(REQUIREMENT): Copy out every line of the data exactly.

■ ■ ■ ■ ■ ■ ■

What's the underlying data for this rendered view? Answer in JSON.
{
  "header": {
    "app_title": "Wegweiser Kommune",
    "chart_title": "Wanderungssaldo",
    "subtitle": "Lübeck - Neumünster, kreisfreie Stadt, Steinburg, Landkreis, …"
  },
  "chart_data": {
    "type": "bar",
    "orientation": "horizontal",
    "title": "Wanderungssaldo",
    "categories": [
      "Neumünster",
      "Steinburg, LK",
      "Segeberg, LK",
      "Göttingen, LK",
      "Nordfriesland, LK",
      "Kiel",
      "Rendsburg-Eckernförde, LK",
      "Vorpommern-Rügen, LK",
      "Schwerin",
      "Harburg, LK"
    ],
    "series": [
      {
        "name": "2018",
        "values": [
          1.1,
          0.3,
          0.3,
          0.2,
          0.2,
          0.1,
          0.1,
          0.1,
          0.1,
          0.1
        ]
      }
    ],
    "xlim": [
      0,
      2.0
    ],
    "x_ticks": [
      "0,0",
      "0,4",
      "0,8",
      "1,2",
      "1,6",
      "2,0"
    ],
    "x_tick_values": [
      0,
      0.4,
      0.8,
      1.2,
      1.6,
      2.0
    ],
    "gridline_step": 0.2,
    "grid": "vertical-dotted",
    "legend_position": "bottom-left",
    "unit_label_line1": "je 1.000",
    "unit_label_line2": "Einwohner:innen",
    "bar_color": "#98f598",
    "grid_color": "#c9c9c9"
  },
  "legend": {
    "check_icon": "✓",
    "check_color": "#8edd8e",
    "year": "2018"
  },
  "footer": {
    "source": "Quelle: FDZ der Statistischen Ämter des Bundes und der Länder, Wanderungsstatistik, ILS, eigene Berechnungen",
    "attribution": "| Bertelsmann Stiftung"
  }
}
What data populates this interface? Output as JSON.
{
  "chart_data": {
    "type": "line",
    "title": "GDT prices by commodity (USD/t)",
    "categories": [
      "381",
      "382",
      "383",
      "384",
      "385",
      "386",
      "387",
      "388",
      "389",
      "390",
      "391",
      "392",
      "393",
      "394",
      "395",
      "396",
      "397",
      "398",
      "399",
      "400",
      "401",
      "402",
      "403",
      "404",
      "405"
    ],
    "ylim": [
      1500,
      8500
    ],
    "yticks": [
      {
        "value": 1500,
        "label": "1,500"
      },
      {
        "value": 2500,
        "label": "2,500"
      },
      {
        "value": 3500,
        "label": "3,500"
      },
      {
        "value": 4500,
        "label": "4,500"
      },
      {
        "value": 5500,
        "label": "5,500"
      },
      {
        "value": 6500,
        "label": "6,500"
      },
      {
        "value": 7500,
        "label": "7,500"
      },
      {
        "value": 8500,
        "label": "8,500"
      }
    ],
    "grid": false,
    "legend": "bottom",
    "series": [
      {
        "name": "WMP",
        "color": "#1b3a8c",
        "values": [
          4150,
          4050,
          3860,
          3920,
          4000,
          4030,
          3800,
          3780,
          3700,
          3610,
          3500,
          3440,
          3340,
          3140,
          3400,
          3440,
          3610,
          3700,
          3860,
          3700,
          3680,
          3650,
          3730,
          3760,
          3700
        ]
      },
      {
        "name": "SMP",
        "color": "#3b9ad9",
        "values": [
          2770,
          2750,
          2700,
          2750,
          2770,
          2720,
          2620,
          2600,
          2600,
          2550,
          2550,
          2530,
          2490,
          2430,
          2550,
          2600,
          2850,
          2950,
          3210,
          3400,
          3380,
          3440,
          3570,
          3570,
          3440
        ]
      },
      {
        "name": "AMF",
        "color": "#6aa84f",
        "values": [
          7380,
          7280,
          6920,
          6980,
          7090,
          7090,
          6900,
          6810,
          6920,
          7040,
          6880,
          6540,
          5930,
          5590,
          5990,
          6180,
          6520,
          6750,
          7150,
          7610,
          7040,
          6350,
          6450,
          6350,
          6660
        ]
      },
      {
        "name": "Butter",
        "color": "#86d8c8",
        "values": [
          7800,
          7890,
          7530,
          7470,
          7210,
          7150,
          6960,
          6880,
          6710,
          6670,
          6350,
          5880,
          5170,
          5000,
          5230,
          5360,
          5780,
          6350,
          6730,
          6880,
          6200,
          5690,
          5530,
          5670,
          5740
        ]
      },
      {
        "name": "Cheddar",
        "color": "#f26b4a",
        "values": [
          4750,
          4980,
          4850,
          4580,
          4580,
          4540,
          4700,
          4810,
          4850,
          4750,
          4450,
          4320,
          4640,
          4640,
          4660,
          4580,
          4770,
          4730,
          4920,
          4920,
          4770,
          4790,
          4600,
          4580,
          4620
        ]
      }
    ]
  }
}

■ ■ ■ ■ ■ ■ ■

(FINISHED EXERCISE):
What's the underlying data for this rendered view? Answer in JSON.
{
  "header": {
    "app_title": "Wegweiser Kommune",
    "chart_title": "Wanderungssaldo",
    "subtitle": "Lübeck - Neumünster, kreisfreie Stadt, Steinburg, Landkreis, …"
  },
  "chart_data": {
    "type": "bar",
    "orientation": "horizontal",
    "title": "Wanderungssaldo",
    "categories": [
      "Neumünster",
      "Steinburg, LK",
      "Segeberg, LK",
      "Göttingen, LK",
      "Nordfriesland, LK",
      "Kiel",
      "Rendsburg-Eckernförde, LK",
      "Vorpommern-Rügen, LK",
      "Schwerin",
      "Harburg, LK"
    ],
    "series": [
      {
        "name": "2018",
        "values": [
          1.1,
          0.3,
          0.3,
          0.2,
          0.2,
          0.1,
          0.1,
          0.1,
          0.1,
          0.1
        ]
      }
    ],
    "xlim": [
      0,
      2.0
    ],
    "x_ticks": [
      "0,0",
      "0,4",
      "0,8",
      "1,2",
      "1,6",
      "2,0"
    ],
    "x_tick_values": [
      0,
      0.4,
      0.8,
      1.2,
      1.6,
      2.0
    ],
    "gridline_step": 0.2,
    "grid": "vertical-dotted",
    "legend_position": "bottom-left",
    "unit_label_line1": "je 1.000",
    "unit_label_line2": "Einwohner:innen",
    "bar_color": "#98f598",
    "grid_color": "#c9c9c9"
  },
  "legend": {
    "check_icon": "✓",
    "check_color": "#8edd8e",
    "year": "2018"
  },
  "footer": {
    "source": "Quelle: FDZ der Statistischen Ämter des Bundes und der Länder, Wanderungsstatistik, ILS, eigene Berechnungen",
    "attribution": "| Bertelsmann Stiftung"
  }
}
What data populates this interface? Output as JSON.
{
  "chart_data": {
    "type": "line",
    "title": "GDT prices by commodity (USD/t)",
    "categories": [
      "381",
      "382",
      "383",
      "384",
      "385",
      "386",
      "387",
      "388",
      "389",
      "390",
      "391",
      "392",
      "393",
      "394",
      "395",
      "396",
      "397",
      "398",
      "399",
      "400",
      "401",
      "402",
      "403",
      "404",
      "405"
    ],
    "ylim": [
      1500,
      8500
    ],
    "yticks": [
      {
        "value": 1500,
        "label": "1,500"
      },
      {
        "value": 2500,
        "label": "2,500"
      },
      {
        "value": 3500,
        "label": "3,500"
      },
      {
        "value": 4500,
        "label": "4,500"
      },
      {
        "value": 5500,
        "label": "5,500"
      },
      {
        "value": 6500,
        "label": "6,500"
      },
      {
        "value": 7500,
        "label": "7,500"
      },
      {
        "value": 8500,
        "label": "8,500"
      }
    ],
    "grid": false,
    "legend": "bottom",
    "series": [
      {
        "name": "WMP",
        "color": "#1b3a8c",
        "values": [
          4150,
          4050,
          3860,
          3920,
          4000,
          4030,
          3800,
          3780,
          3700,
          3610,
          3500,
          3440,
          3340,
          3140,
          3400,
          3440,
          3610,
          3700,
          3860,
          3700,
          3680,
          3650,
          3730,
          3760,
          3700
        ]
      },
      {
        "name": "SMP",
        "color": "#3b9ad9",
        "values": [
          2770,
          2750,
          2700,
          2750,
          2770,
          2720,
          2620,
          2600,
          2600,
          2550,
          2550,
          2530,
          2490,
          2430,
          2550,
          2600,
          2850,
          2950,
          3210,
          3400,
          3380,
          3440,
          3570,
          3570,
          3440
        ]
      },
      {
        "name": "AMF",
        "color": "#6aa84f",
        "values": [
          7380,
          7280,
          6920,
          6980,
          7090,
          7090,
          6900,
          6810,
          6920,
          7040,
          6880,
          6540,
          5930,
          5590,
          5990,
          6180,
          6520,
          6750,
          7150,
          7610,
          7040,
          6350,
          6450,
          6350,
          6660
        ]
      },
      {
        "name": "Butter",
        "color": "#86d8c8",
        "values": [
          7800,
          7890,
          7530,
          7470,
          7210,
          7150,
          6960,
          6880,
          6710,
          6670,
          6350,
          5880,
          5170,
          5000,
          5230,
          5360,
          5780,
          6350,
          6730,
          6880,
          6200,
          5690,
          5530,
          5670,
          5740
        ]
      },
      {
        "name": "Cheddar",
        "color": "#f26b4a",
        "values": [
          4750,
          4980,
          4850,
          4580,
          4580,
          4540,
          4700,
          4810,
          4850,
          4750,
          4450,
          4320,
          4640,
          4640,
          4660,
          4580,
          4770,
          4730,
          4920,
          4920,
          4770,
          4790,
          4600,
          4580,
          4620
        ]
      }
    ]
  }
}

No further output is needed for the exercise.